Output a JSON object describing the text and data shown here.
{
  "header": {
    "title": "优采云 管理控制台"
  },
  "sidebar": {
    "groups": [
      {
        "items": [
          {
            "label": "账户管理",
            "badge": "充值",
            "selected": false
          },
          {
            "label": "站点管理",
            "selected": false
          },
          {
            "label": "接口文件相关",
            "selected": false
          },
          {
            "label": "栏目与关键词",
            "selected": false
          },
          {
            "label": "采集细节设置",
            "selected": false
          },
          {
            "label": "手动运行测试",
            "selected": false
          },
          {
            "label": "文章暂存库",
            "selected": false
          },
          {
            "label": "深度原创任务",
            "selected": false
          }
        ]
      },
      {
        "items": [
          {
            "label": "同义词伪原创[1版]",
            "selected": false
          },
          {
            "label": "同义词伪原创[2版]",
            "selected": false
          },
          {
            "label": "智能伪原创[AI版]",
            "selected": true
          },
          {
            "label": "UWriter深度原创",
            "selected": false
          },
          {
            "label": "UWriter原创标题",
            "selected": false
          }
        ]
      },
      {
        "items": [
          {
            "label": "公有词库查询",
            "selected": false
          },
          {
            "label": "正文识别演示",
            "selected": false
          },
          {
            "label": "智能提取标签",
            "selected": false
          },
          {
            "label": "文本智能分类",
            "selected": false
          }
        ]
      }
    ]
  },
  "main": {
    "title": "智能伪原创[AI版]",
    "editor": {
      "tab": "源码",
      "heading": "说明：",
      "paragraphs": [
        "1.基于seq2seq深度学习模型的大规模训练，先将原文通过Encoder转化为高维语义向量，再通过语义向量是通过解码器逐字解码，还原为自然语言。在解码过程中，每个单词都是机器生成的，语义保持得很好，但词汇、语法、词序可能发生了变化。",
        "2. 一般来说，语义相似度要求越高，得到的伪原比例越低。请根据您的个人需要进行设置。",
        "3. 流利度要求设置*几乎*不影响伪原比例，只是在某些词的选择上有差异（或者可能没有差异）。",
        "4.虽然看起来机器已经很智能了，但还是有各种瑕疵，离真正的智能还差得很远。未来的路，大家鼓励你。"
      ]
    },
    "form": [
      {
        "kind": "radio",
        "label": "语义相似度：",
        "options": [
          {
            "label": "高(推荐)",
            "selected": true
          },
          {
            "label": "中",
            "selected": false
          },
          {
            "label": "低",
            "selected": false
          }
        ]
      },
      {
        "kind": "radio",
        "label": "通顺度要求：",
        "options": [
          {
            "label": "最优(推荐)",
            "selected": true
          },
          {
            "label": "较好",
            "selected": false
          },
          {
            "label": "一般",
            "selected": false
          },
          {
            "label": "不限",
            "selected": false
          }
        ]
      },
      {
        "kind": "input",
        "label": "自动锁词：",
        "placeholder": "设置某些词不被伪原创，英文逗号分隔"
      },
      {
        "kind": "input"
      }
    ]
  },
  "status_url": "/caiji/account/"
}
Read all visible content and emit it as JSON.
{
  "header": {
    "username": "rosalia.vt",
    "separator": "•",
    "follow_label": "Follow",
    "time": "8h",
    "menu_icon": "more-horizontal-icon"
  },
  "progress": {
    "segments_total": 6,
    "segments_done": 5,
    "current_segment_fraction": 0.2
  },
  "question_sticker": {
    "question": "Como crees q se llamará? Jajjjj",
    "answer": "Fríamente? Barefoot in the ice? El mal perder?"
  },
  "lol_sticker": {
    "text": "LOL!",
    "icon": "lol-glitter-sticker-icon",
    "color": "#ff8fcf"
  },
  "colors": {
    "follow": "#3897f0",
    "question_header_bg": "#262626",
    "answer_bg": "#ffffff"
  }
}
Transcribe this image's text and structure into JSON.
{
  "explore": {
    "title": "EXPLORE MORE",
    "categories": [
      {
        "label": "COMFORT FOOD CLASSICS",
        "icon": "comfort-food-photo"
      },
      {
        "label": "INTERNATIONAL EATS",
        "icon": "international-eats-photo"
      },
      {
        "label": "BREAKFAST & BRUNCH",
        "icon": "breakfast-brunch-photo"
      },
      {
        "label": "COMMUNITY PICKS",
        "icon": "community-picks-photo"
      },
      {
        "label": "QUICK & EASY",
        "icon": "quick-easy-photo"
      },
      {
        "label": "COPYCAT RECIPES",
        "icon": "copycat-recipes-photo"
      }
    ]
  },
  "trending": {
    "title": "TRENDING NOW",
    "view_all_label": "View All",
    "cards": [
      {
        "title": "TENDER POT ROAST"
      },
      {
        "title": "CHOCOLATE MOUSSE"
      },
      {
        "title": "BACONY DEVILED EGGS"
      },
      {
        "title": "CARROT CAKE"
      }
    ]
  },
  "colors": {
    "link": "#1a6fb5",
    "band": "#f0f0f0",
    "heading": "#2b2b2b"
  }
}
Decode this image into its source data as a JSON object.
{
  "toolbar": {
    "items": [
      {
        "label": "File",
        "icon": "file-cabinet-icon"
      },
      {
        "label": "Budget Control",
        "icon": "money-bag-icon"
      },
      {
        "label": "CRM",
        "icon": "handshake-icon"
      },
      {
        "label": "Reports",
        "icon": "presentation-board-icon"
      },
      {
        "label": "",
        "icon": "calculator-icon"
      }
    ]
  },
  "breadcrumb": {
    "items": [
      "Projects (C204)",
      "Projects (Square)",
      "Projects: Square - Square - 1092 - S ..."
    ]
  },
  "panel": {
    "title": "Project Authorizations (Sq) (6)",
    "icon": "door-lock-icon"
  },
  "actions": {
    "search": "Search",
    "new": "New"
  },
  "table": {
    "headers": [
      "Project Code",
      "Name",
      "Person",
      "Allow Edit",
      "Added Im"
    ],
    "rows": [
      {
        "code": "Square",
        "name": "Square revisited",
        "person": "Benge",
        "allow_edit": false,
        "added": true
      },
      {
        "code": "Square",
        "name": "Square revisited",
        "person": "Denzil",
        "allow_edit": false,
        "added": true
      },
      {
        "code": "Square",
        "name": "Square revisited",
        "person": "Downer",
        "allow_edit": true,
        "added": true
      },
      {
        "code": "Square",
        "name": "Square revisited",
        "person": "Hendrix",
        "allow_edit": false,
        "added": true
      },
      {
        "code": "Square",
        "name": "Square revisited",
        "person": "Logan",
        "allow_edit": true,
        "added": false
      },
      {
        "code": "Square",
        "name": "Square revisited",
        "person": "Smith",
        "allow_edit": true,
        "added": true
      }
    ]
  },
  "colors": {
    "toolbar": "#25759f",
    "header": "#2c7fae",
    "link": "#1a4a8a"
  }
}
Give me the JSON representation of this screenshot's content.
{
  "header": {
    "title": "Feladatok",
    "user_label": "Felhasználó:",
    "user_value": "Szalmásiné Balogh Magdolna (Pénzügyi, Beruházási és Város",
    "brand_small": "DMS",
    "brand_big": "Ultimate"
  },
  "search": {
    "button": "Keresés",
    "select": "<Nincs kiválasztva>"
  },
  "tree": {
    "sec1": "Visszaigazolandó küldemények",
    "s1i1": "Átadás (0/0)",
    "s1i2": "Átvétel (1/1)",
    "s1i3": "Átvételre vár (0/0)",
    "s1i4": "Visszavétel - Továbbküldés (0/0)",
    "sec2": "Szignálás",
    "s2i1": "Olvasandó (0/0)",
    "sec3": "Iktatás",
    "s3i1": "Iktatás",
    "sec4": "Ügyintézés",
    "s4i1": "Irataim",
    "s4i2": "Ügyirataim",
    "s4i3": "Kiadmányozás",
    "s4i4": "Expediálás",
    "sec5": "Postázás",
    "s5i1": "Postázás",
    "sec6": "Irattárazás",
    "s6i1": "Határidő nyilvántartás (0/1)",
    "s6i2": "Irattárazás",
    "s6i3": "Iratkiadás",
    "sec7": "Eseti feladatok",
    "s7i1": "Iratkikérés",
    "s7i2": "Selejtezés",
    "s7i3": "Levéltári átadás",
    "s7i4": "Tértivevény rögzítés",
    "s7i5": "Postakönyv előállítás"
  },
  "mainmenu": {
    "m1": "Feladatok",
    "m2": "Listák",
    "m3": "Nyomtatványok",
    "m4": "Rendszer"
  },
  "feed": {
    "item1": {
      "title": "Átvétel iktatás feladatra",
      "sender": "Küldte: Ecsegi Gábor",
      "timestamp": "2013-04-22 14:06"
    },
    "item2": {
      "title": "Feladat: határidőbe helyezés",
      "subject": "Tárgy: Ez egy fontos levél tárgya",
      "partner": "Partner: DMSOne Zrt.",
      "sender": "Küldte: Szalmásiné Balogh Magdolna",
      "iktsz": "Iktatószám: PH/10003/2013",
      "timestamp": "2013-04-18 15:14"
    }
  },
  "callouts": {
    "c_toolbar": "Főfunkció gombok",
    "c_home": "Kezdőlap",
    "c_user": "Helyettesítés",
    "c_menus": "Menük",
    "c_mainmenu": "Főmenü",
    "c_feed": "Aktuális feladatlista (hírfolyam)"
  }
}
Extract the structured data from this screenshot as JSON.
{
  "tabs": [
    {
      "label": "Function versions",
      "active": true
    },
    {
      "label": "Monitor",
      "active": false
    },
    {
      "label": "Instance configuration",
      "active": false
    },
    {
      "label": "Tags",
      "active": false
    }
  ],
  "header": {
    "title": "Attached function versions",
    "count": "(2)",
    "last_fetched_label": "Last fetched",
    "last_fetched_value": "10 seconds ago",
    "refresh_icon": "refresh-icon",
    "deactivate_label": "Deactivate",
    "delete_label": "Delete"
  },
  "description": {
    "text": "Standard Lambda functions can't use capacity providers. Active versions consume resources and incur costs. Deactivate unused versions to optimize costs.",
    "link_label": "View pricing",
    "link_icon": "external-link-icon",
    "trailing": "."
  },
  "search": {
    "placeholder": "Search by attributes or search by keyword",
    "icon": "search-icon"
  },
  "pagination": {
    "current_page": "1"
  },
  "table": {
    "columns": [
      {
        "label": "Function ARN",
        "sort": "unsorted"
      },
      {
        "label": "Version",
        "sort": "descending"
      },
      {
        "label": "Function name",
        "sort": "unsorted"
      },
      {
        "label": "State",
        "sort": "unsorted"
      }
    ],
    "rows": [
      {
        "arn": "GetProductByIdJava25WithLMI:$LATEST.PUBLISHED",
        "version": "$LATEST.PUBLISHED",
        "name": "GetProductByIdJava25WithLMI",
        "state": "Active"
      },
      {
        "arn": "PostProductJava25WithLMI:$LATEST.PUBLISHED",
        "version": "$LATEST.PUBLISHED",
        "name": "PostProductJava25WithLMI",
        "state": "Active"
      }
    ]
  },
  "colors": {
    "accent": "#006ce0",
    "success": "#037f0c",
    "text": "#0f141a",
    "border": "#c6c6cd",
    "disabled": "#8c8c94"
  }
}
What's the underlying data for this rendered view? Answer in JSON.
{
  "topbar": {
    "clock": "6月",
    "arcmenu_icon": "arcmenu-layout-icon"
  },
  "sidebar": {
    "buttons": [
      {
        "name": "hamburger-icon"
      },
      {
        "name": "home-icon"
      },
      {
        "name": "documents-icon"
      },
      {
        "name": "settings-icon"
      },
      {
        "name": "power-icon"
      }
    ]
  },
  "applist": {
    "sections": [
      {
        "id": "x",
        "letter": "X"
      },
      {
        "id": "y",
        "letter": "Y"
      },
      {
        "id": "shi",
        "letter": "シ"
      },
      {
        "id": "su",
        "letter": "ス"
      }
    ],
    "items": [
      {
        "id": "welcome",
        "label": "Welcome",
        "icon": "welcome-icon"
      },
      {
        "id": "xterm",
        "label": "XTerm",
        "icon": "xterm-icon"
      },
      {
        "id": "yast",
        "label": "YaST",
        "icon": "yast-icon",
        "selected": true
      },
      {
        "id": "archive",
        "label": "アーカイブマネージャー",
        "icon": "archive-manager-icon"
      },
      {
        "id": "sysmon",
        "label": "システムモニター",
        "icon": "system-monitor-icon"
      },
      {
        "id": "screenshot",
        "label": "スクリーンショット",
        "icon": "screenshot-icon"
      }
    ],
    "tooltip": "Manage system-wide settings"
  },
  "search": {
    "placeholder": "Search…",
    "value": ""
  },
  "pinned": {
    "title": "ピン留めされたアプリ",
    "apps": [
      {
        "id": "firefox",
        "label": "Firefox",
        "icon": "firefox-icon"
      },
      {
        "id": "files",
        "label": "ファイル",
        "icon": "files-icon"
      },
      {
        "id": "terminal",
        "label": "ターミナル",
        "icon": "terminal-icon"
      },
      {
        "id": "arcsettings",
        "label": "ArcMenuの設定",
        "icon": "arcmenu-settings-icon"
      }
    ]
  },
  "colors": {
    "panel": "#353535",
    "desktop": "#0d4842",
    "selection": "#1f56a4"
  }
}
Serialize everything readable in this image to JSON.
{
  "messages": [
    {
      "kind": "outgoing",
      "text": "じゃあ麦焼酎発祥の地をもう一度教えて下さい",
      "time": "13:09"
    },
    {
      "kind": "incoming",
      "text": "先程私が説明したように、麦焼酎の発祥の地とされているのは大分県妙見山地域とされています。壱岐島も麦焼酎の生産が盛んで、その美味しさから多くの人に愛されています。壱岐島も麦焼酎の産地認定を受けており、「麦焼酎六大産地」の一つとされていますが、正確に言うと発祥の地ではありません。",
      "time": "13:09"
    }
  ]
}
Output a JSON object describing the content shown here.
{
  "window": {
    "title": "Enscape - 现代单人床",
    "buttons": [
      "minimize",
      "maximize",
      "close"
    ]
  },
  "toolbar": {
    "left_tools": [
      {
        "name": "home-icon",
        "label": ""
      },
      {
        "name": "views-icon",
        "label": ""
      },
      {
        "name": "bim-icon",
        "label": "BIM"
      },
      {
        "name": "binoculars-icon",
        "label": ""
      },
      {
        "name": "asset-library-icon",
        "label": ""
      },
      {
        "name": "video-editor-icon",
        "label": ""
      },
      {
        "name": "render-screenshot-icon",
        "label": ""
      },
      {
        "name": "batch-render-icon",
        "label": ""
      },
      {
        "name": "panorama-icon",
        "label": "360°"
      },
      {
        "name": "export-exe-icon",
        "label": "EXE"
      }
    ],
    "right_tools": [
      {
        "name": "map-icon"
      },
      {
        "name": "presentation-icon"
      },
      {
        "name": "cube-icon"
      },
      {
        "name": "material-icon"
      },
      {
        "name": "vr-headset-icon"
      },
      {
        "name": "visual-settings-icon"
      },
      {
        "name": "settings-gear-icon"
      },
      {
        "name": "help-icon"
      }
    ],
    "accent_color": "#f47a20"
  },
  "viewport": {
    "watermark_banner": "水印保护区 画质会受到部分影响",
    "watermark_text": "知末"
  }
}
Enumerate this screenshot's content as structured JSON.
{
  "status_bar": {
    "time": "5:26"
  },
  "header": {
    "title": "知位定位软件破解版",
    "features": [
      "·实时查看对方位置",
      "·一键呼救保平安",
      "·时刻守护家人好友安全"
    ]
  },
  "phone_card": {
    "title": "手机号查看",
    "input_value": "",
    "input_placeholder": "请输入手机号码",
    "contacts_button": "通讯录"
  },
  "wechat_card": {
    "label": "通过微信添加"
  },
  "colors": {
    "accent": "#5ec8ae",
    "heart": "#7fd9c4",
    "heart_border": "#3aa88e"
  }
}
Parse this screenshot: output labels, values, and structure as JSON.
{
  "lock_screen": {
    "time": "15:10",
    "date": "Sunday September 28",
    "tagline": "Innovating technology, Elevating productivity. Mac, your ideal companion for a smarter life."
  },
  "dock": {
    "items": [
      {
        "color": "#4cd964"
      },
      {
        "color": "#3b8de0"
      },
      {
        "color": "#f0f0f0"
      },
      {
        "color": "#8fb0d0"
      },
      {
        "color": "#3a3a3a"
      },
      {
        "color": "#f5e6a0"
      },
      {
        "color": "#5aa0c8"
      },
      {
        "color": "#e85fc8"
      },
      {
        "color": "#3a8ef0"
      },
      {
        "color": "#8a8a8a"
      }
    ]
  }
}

__THE TASK__. Gather each line holding the string "describing".

__THE COMPLETED TASK__.
Output a JSON object describing the text and data shown here.
Output a JSON object describing the content shown here.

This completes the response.